TASK DESCRIPTION
Print the listing in its entirety and exactly, leaving out images.

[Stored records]
******************************
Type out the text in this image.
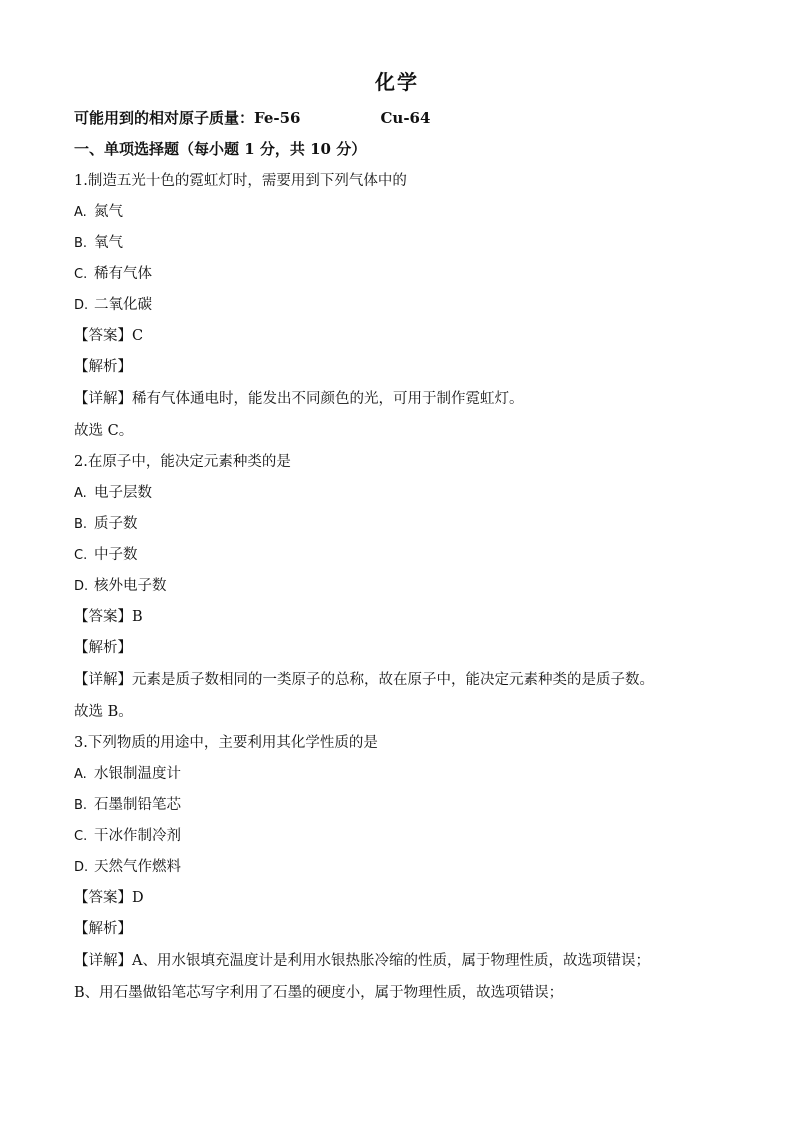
化学
可能用到的相对原子质量：Fe-56	Cu-64
一、单项选择题（每小题 1 分，共 10 分）
1.制造五光十色的霓虹灯时，需要用到下列气体中的
A. 氮气
B. 氧气
C. 稀有气体
D. 二氧化碳
【答案】C
【解析】
【详解】稀有气体通电时，能发出不同颜色的光，可用于制作霓虹灯。
故选 C。
2.在原子中，能决定元素种类的是
A. 电子层数
B. 质子数
C. 中子数
D. 核外电子数
【答案】B
【解析】
【详解】元素是质子数相同的一类原子的总称，故在原子中，能决定元素种类的是质子数。
故选 B。
3.下列物质的用途中，主要利用其化学性质的是
A. 水银制温度计
B. 石墨制铅笔芯
C. 干冰作制冷剂
D. 天然气作燃料
【答案】D
【解析】
【详解】A、用水银填充温度计是利用水银热胀冷缩的性质，属于物理性质，故选项错误；
B、用石墨做铅笔芯写字利用了石墨的硬度小，属于物理性质，故选项错误；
******************************
TASK SOLUTION
Type out the text in this image.
化学
可能用到的相对原子质量：Fe-56	Cu-64
一、单项选择题（每小题 1 分，共 10 分）
1.制造五光十色的霓虹灯时，需要用到下列气体中的
A. 氮气
B. 氧气
C. 稀有气体
D. 二氧化碳
【答案】C
【解析】
【详解】稀有气体通电时，能发出不同颜色的光，可用于制作霓虹灯。
故选 C。
2.在原子中，能决定元素种类的是
A. 电子层数
B. 质子数
C. 中子数
D. 核外电子数
【答案】B
【解析】
【详解】元素是质子数相同的一类原子的总称，故在原子中，能决定元素种类的是质子数。
故选 B。
3.下列物质的用途中，主要利用其化学性质的是
A. 水银制温度计
B. 石墨制铅笔芯
C. 干冰作制冷剂
D. 天然气作燃料
【答案】D
【解析】
【详解】A、用水银填充温度计是利用水银热胀冷缩的性质，属于物理性质，故选项错误；
B、用石墨做铅笔芯写字利用了石墨的硬度小，属于物理性质，故选项错误；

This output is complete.